= What the exercise asks =
Look through the data and write out every line with the word "Buchwald" in it.

######

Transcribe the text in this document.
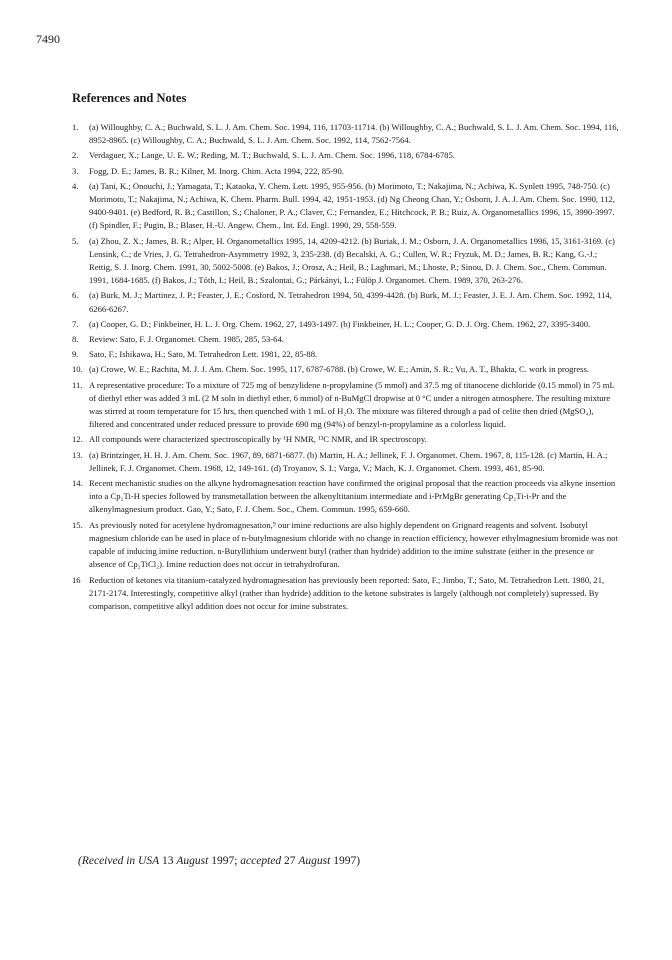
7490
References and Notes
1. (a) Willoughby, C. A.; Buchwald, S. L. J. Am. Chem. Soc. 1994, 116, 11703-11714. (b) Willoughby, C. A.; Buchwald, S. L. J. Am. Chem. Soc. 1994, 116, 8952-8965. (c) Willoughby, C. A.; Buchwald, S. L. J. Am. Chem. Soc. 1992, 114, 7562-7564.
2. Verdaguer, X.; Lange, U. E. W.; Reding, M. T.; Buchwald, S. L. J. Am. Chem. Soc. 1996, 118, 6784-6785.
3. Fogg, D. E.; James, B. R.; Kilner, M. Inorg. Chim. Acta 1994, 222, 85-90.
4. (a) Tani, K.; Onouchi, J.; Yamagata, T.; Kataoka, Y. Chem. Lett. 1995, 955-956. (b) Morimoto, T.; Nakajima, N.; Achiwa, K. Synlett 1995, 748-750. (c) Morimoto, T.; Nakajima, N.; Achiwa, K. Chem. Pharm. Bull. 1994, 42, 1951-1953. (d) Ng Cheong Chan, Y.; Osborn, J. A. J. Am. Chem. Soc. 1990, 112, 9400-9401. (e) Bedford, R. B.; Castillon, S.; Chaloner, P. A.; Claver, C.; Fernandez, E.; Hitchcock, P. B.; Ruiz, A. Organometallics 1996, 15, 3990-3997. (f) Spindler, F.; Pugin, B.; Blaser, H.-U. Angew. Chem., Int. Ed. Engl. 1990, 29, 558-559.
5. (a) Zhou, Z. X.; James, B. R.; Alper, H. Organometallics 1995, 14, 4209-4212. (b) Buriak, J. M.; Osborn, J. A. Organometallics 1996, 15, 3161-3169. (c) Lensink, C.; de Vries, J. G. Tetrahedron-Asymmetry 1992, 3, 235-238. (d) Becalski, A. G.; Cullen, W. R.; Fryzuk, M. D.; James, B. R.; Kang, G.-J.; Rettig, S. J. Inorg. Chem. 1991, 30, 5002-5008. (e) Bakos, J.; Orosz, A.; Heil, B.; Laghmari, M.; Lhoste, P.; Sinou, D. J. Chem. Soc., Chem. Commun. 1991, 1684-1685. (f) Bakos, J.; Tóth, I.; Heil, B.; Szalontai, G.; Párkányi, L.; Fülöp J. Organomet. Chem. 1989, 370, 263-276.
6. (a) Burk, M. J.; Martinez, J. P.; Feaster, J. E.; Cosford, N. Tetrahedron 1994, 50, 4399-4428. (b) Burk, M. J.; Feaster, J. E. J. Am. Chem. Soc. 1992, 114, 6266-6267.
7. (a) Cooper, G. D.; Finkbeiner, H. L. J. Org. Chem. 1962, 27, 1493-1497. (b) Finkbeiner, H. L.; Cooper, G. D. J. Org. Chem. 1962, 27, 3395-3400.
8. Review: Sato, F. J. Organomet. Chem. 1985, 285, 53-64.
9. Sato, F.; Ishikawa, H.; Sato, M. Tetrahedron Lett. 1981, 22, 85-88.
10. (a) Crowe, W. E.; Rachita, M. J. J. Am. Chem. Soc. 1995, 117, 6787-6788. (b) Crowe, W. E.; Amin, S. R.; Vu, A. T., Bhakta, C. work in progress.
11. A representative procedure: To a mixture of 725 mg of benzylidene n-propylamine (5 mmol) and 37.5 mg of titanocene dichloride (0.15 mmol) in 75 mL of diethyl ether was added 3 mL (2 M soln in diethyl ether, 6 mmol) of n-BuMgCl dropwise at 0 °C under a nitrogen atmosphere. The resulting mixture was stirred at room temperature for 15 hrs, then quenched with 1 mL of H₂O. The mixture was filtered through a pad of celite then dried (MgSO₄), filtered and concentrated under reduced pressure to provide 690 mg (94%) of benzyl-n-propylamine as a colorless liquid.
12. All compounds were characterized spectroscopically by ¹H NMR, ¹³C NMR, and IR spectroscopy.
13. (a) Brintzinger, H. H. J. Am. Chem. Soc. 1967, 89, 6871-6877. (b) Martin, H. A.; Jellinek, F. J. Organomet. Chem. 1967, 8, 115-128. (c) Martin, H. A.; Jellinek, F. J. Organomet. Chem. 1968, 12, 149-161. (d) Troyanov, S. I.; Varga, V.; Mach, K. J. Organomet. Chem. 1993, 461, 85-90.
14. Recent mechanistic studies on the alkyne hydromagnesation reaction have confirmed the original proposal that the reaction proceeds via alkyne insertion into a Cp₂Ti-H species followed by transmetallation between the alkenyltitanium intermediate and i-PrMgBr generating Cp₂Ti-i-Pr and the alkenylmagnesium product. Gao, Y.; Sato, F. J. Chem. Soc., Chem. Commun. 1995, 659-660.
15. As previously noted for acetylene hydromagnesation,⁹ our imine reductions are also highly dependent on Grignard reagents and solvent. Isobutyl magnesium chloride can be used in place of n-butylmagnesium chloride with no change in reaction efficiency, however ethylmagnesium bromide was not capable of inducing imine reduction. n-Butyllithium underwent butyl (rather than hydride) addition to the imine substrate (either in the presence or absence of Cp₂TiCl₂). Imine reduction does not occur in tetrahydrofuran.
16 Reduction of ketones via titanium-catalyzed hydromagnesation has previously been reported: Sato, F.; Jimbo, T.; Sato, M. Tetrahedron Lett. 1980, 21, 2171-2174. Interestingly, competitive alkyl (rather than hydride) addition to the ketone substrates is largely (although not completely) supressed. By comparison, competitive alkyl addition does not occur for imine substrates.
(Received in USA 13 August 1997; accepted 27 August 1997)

######

= Solution to the exercise =
1. (a) Willoughby, C. A.; Buchwald, S. L. J. Am. Chem. Soc. 1994, 116, 11703-11714. (b) Willoughby, C. A.; Buchwald, S. L. J. Am. Chem. Soc. 1994, 116, 8952-8965. (c) Willoughby, C. A.; Buchwald, S. L. J. Am. Chem. Soc. 1992, 114, 7562-7564.
2. Verdaguer, X.; Lange, U. E. W.; Reding, M. T.; Buchwald, S. L. J. Am. Chem. Soc. 1996, 118, 6784-6785.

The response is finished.